## Goal of the exercise
Every record below should be transcribed exactly. Omit the images.

[Records from a dataset]
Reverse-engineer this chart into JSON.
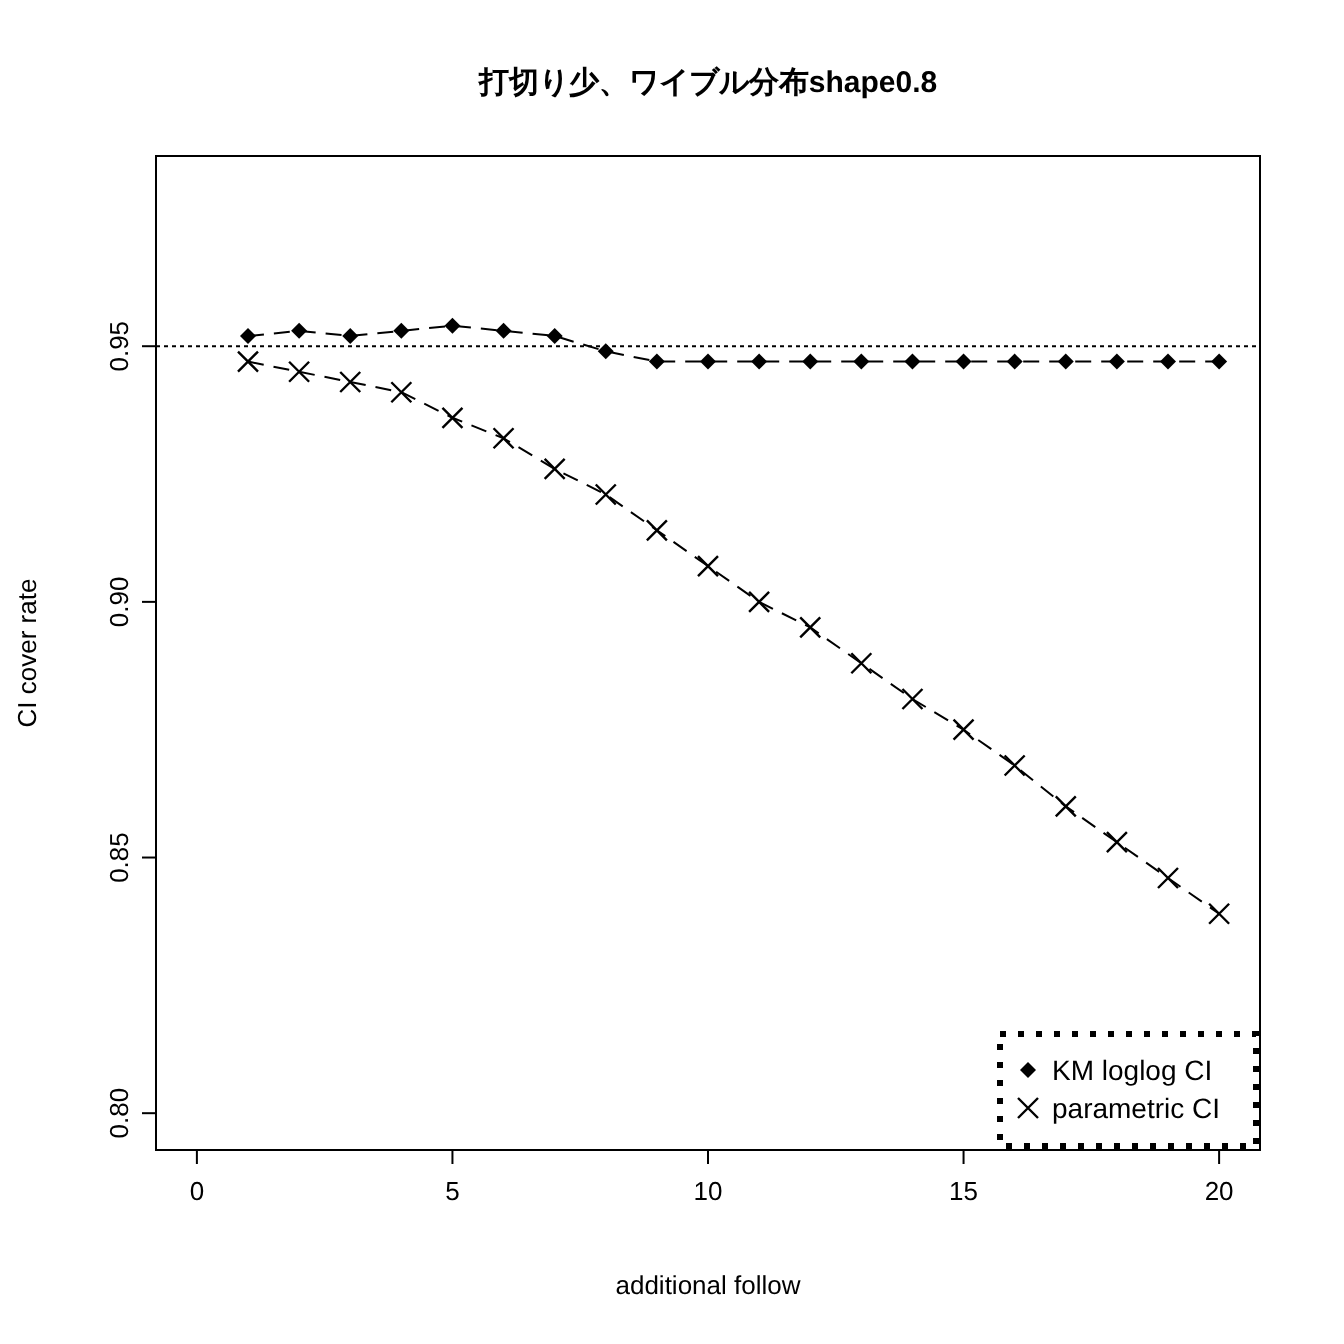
{
  "chart_data": {
    "type": "line",
    "title": "打切り少、ワイブル分布shape0.8",
    "xlabel": "additional follow",
    "ylabel": "CI cover rate",
    "x": [
      1,
      2,
      3,
      4,
      5,
      6,
      7,
      8,
      9,
      10,
      11,
      12,
      13,
      14,
      15,
      16,
      17,
      18,
      19,
      20
    ],
    "series": [
      {
        "name": "KM loglog CI",
        "color": "#000000",
        "marker": "diamond",
        "values": [
          0.952,
          0.953,
          0.952,
          0.953,
          0.954,
          0.953,
          0.952,
          0.949,
          0.947,
          0.947,
          0.947,
          0.947,
          0.947,
          0.947,
          0.947,
          0.947,
          0.947,
          0.947,
          0.947,
          0.947
        ]
      },
      {
        "name": "parametric CI",
        "color": "#000000",
        "marker": "cross",
        "values": [
          0.947,
          0.945,
          0.943,
          0.941,
          0.936,
          0.932,
          0.926,
          0.921,
          0.914,
          0.907,
          0.9,
          0.895,
          0.888,
          0.881,
          0.875,
          0.868,
          0.86,
          0.853,
          0.846,
          0.839
        ]
      }
    ],
    "line_style": "dashed",
    "xlim": [
      -0.8,
      20.8
    ],
    "xticks": [
      0,
      5,
      10,
      15,
      20
    ],
    "ylim": [
      0.7928,
      0.9872
    ],
    "yticks": [
      {
        "value": 0.8,
        "label": "0.80"
      },
      {
        "value": 0.85,
        "label": "0.85"
      },
      {
        "value": 0.9,
        "label": "0.90"
      },
      {
        "value": 0.95,
        "label": "0.95"
      }
    ],
    "ref_lines": [
      {
        "axis": "y",
        "value": 0.95,
        "line_style": "dotted",
        "color": "#000000"
      }
    ],
    "legend": "bottom right",
    "grid": false
  }
}
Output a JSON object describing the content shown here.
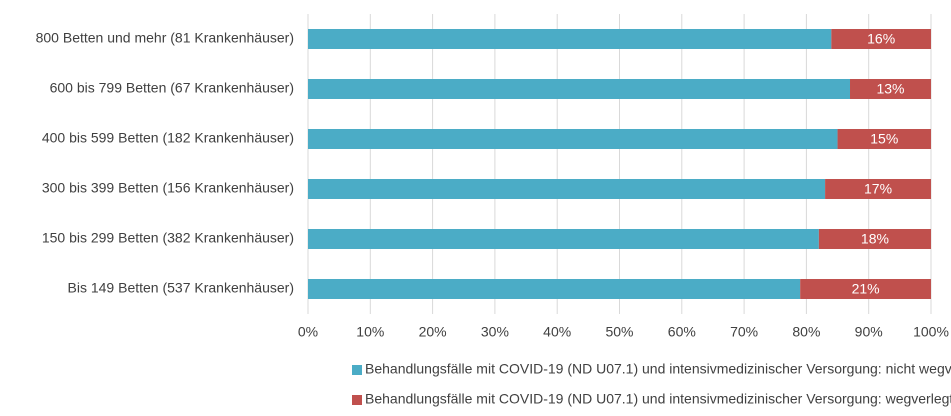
{
  "chart_data": {
    "type": "stacked_barh",
    "categories": [
      "800 Betten und mehr (81 Krankenhäuser)",
      "600 bis 799 Betten (67 Krankenhäuser)",
      "400 bis 599 Betten (182 Krankenhäuser)",
      "300 bis 399 Betten (156 Krankenhäuser)",
      "150 bis 299 Betten (382 Krankenhäuser)",
      "Bis 149 Betten (537 Krankenhäuser)"
    ],
    "series": [
      {
        "name": "Behandlungsfälle mit COVID-19 (ND U07.1) und intensivmedizinischer Versorgung: nicht wegverlegt in anderes Krankenhaus",
        "color": "#4bacc6",
        "values": [
          84,
          87,
          85,
          83,
          82,
          79
        ]
      },
      {
        "name": "Behandlungsfälle mit COVID-19 (ND U07.1) und intensivmedizinischer Versorgung: wegverlegt in anderes Krankenhaus",
        "color": "#c0504d",
        "values": [
          16,
          13,
          15,
          17,
          18,
          21
        ],
        "value_labels": [
          "16%",
          "13%",
          "15%",
          "17%",
          "18%",
          "21%"
        ]
      }
    ],
    "xlim": [
      0,
      100
    ],
    "xticks": [
      {
        "value": 0,
        "label": "0%"
      },
      {
        "value": 10,
        "label": "10%"
      },
      {
        "value": 20,
        "label": "20%"
      },
      {
        "value": 30,
        "label": "30%"
      },
      {
        "value": 40,
        "label": "40%"
      },
      {
        "value": 50,
        "label": "50%"
      },
      {
        "value": 60,
        "label": "60%"
      },
      {
        "value": 70,
        "label": "70%"
      },
      {
        "value": 80,
        "label": "80%"
      },
      {
        "value": 90,
        "label": "90%"
      },
      {
        "value": 100,
        "label": "100%"
      }
    ],
    "grid": true
  }
}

## The result
Reverse-engineer this chart into JSON.
{
  "chart_data": {
    "type": "line",
    "title": "打切り少、ワイブル分布shape0.8",
    "xlabel": "additional follow",
    "ylabel": "CI cover rate",
    "x": [
      1,
      2,
      3,
      4,
      5,
      6,
      7,
      8,
      9,
      10,
      11,
      12,
      13,
      14,
      15,
      16,
      17,
      18,
      19,
      20
    ],
    "series": [
      {
        "name": "KM loglog CI",
        "color": "#000000",
        "marker": "diamond",
        "values": [
          0.952,
          0.953,
          0.952,
          0.953,
          0.954,
          0.953,
          0.952,
          0.949,
          0.947,
          0.947,
          0.947,
          0.947,
          0.947,
          0.947,
          0.947,
          0.947,
          0.947,
          0.947,
          0.947,
          0.947
        ]
      },
      {
        "name": "parametric CI",
        "color": "#000000",
        "marker": "cross",
        "values": [
          0.947,
          0.945,
          0.943,
          0.941,
          0.936,
          0.932,
          0.926,
          0.921,
          0.914,
          0.907,
          0.9,
          0.895,
          0.888,
          0.881,
          0.875,
          0.868,
          0.86,
          0.853,
          0.846,
          0.839
        ]
      }
    ],
    "line_style": "dashed",
    "xlim": [
      -0.8,
      20.8
    ],
    "xticks": [
      0,
      5,
      10,
      15,
      20
    ],
    "ylim": [
      0.7928,
      0.9872
    ],
    "yticks": [
      {
        "value": 0.8,
        "label": "0.80"
      },
      {
        "value": 0.85,
        "label": "0.85"
      },
      {
        "value": 0.9,
        "label": "0.90"
      },
      {
        "value": 0.95,
        "label": "0.95"
      }
    ],
    "ref_lines": [
      {
        "axis": "y",
        "value": 0.95,
        "line_style": "dotted",
        "color": "#000000"
      }
    ],
    "legend": "bottom right",
    "grid": false
  }
}
Output a JSON object describing the content shown here.
{
  "chart_data": {
    "type": "stacked_barh",
    "categories": [
      "800 Betten und mehr (81 Krankenhäuser)",
      "600 bis 799 Betten (67 Krankenhäuser)",
      "400 bis 599 Betten (182 Krankenhäuser)",
      "300 bis 399 Betten (156 Krankenhäuser)",
      "150 bis 299 Betten (382 Krankenhäuser)",
      "Bis 149 Betten (537 Krankenhäuser)"
    ],
    "series": [
      {
        "name": "Behandlungsfälle mit COVID-19 (ND U07.1) und intensivmedizinischer Versorgung: nicht wegverlegt in anderes Krankenhaus",
        "color": "#4bacc6",
        "values": [
          84,
          87,
          85,
          83,
          82,
          79
        ]
      },
      {
        "name": "Behandlungsfälle mit COVID-19 (ND U07.1) und intensivmedizinischer Versorgung: wegverlegt in anderes Krankenhaus",
        "color": "#c0504d",
        "values": [
          16,
          13,
          15,
          17,
          18,
          21
        ],
        "value_labels": [
          "16%",
          "13%",
          "15%",
          "17%",
          "18%",
          "21%"
        ]
      }
    ],
    "xlim": [
      0,
      100
    ],
    "xticks": [
      {
        "value": 0,
        "label": "0%"
      },
      {
        "value": 10,
        "label": "10%"
      },
      {
        "value": 20,
        "label": "20%"
      },
      {
        "value": 30,
        "label": "30%"
      },
      {
        "value": 40,
        "label": "40%"
      },
      {
        "value": 50,
        "label": "50%"
      },
      {
        "value": 60,
        "label": "60%"
      },
      {
        "value": 70,
        "label": "70%"
      },
      {
        "value": 80,
        "label": "80%"
      },
      {
        "value": 90,
        "label": "90%"
      },
      {
        "value": 100,
        "label": "100%"
      }
    ],
    "grid": true
  }
}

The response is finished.